** start Supplied records **

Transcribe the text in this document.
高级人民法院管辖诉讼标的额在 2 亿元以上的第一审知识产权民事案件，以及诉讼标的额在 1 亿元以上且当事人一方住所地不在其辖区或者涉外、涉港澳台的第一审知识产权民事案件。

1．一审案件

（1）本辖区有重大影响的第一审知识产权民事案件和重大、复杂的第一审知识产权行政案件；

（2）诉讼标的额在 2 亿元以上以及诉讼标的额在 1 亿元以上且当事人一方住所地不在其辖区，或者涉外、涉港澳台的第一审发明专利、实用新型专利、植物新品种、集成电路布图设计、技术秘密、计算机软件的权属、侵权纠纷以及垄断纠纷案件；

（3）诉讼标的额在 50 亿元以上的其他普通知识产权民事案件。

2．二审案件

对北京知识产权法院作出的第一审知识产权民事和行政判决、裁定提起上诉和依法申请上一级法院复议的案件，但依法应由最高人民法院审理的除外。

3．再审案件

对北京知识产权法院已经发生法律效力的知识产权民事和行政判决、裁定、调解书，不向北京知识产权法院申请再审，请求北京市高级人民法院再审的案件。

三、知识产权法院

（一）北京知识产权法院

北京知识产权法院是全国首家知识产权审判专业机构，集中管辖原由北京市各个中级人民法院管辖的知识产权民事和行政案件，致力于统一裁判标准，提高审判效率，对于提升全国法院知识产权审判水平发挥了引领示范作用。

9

** end Supplied records **

▶ Problem to solve: All of the entries above must be quoted exactly.

▶ Correct result:
Transcribe the text in this document.
高级人民法院管辖诉讼标的额在 2 亿元以上的第一审知识产权民事案件，以及诉讼标的额在 1 亿元以上且当事人一方住所地不在其辖区或者涉外、涉港澳台的第一审知识产权民事案件。

1．一审案件

（1）本辖区有重大影响的第一审知识产权民事案件和重大、复杂的第一审知识产权行政案件；

（2）诉讼标的额在 2 亿元以上以及诉讼标的额在 1 亿元以上且当事人一方住所地不在其辖区，或者涉外、涉港澳台的第一审发明专利、实用新型专利、植物新品种、集成电路布图设计、技术秘密、计算机软件的权属、侵权纠纷以及垄断纠纷案件；

（3）诉讼标的额在 50 亿元以上的其他普通知识产权民事案件。

2．二审案件

对北京知识产权法院作出的第一审知识产权民事和行政判决、裁定提起上诉和依法申请上一级法院复议的案件，但依法应由最高人民法院审理的除外。

3．再审案件

对北京知识产权法院已经发生法律效力的知识产权民事和行政判决、裁定、调解书，不向北京知识产权法院申请再审，请求北京市高级人民法院再审的案件。

三、知识产权法院

（一）北京知识产权法院

北京知识产权法院是全国首家知识产权审判专业机构，集中管辖原由北京市各个中级人民法院管辖的知识产权民事和行政案件，致力于统一裁判标准，提高审判效率，对于提升全国法院知识产权审判水平发挥了引领示范作用。

9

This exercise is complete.